GIVEN INSTRUCTION:
Your task is to output the entries below word for word.

(Data records)
▽
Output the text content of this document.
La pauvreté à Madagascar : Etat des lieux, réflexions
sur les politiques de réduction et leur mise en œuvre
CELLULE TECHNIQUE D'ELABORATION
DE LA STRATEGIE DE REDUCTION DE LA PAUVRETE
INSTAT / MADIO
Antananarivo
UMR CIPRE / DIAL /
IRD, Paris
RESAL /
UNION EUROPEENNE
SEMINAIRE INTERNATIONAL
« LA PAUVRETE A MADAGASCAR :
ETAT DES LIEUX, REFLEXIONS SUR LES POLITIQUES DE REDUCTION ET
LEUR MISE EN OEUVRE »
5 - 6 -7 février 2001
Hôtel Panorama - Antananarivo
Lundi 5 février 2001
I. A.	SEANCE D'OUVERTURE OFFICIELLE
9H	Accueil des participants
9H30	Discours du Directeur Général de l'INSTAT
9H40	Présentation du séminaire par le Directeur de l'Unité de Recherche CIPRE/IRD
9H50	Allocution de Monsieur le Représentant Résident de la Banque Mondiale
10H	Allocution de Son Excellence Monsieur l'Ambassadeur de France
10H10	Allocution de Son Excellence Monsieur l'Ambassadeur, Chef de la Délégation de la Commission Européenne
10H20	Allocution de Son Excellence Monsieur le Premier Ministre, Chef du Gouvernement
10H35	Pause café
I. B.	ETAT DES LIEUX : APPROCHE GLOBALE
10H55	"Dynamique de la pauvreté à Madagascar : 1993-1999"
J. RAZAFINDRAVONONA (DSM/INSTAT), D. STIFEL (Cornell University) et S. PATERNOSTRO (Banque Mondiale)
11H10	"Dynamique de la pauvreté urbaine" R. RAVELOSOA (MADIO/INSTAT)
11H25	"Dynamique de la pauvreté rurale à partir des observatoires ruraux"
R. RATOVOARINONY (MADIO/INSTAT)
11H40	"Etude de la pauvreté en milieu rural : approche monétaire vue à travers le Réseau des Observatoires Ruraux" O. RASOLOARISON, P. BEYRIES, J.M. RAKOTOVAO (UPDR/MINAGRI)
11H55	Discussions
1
△
EXERCISE ANSWER:
Output the text content of this document.
La pauvreté à Madagascar : Etat des lieux, réflexions
sur les politiques de réduction et leur mise en œuvre
CELLULE TECHNIQUE D'ELABORATION
DE LA STRATEGIE DE REDUCTION DE LA PAUVRETE
INSTAT / MADIO
Antananarivo
UMR CIPRE / DIAL /
IRD, Paris
RESAL /
UNION EUROPEENNE
SEMINAIRE INTERNATIONAL
« LA PAUVRETE A MADAGASCAR :
ETAT DES LIEUX, REFLEXIONS SUR LES POLITIQUES DE REDUCTION ET
LEUR MISE EN OEUVRE »
5 - 6 -7 février 2001
Hôtel Panorama - Antananarivo
Lundi 5 février 2001
I. A.	SEANCE D'OUVERTURE OFFICIELLE
9H	Accueil des participants
9H30	Discours du Directeur Général de l'INSTAT
9H40	Présentation du séminaire par le Directeur de l'Unité de Recherche CIPRE/IRD
9H50	Allocution de Monsieur le Représentant Résident de la Banque Mondiale
10H	Allocution de Son Excellence Monsieur l'Ambassadeur de France
10H10	Allocution de Son Excellence Monsieur l'Ambassadeur, Chef de la Délégation de la Commission Européenne
10H20	Allocution de Son Excellence Monsieur le Premier Ministre, Chef du Gouvernement
10H35	Pause café
I. B.	ETAT DES LIEUX : APPROCHE GLOBALE
10H55	"Dynamique de la pauvreté à Madagascar : 1993-1999"
J. RAZAFINDRAVONONA (DSM/INSTAT), D. STIFEL (Cornell University) et S. PATERNOSTRO (Banque Mondiale)
11H10	"Dynamique de la pauvreté urbaine" R. RAVELOSOA (MADIO/INSTAT)
11H25	"Dynamique de la pauvreté rurale à partir des observatoires ruraux"
R. RATOVOARINONY (MADIO/INSTAT)
11H40	"Etude de la pauvreté en milieu rural : approche monétaire vue à travers le Réseau des Observatoires Ruraux" O. RASOLOARISON, P. BEYRIES, J.M. RAKOTOVAO (UPDR/MINAGRI)
11H55	Discussions
1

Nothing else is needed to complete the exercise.